Exercise task >> Give the count of lines containing the string "ACCEPTED", with no other output.

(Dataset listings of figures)
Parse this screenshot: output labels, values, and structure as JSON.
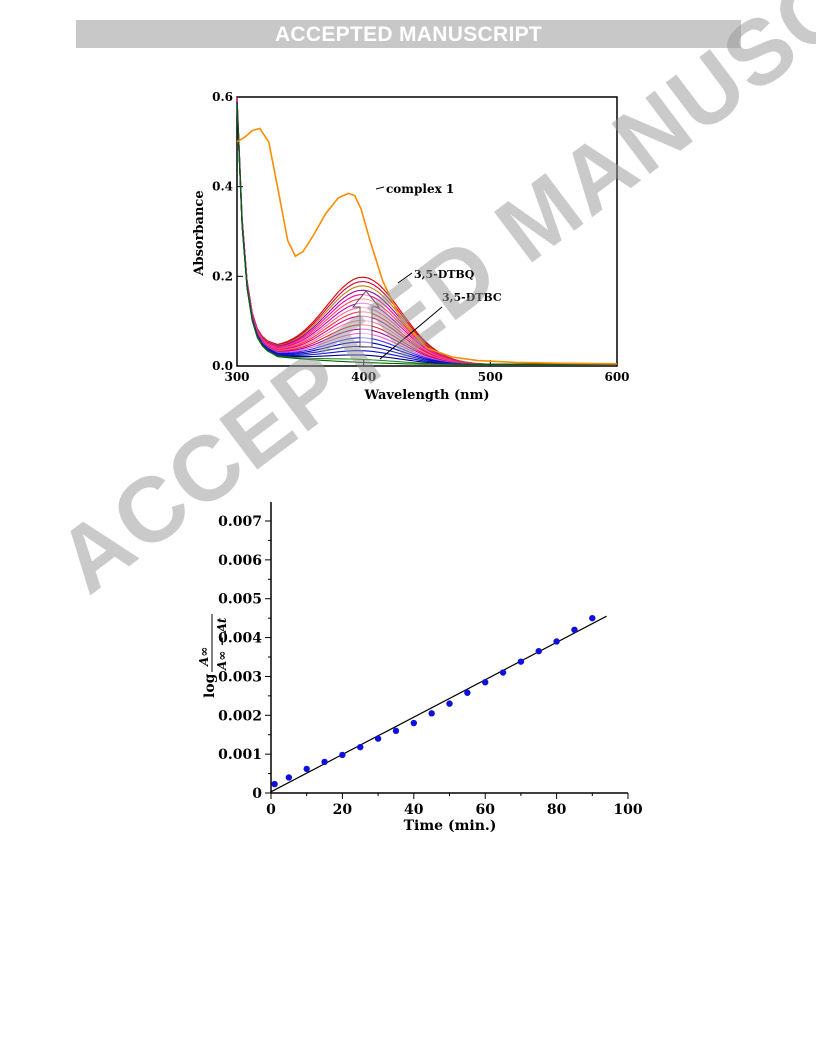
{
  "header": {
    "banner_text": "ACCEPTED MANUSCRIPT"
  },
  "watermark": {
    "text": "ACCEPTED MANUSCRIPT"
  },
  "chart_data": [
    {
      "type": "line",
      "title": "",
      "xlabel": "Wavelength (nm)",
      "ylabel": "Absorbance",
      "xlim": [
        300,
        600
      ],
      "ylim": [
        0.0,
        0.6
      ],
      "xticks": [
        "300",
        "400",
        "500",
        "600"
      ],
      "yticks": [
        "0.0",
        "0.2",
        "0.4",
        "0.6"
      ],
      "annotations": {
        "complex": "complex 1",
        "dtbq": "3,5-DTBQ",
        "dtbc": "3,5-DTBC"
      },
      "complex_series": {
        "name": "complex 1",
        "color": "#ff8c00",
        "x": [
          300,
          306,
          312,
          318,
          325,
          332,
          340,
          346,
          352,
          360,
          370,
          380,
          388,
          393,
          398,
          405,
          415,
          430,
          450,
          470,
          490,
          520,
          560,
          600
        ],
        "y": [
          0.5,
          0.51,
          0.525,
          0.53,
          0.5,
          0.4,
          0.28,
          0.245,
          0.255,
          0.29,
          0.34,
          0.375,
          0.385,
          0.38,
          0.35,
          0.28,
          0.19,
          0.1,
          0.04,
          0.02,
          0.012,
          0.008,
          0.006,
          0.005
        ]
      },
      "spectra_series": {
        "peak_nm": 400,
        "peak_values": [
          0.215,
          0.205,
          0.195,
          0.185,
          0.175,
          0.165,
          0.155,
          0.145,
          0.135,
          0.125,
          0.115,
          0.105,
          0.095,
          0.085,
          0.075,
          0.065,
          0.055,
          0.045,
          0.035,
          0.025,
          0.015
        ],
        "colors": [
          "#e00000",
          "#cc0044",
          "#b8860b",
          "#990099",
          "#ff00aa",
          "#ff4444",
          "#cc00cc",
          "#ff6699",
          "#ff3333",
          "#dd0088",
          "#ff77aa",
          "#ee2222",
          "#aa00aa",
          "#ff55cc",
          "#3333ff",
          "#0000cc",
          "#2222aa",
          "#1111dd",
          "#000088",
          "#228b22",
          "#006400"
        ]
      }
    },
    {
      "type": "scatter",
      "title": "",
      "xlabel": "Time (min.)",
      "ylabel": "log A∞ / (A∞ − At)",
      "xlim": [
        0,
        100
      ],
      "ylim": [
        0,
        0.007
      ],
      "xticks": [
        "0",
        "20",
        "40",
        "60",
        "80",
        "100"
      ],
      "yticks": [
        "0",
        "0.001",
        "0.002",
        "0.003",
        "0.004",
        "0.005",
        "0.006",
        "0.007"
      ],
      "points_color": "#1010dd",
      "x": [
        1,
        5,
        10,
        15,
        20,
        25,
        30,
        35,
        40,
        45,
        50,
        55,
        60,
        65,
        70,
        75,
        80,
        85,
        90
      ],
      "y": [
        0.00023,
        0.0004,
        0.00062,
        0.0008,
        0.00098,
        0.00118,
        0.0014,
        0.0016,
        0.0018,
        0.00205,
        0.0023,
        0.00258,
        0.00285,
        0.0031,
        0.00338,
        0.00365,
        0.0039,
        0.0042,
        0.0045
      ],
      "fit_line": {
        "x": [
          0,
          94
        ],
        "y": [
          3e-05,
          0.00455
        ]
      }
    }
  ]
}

Output of the exercise >> 2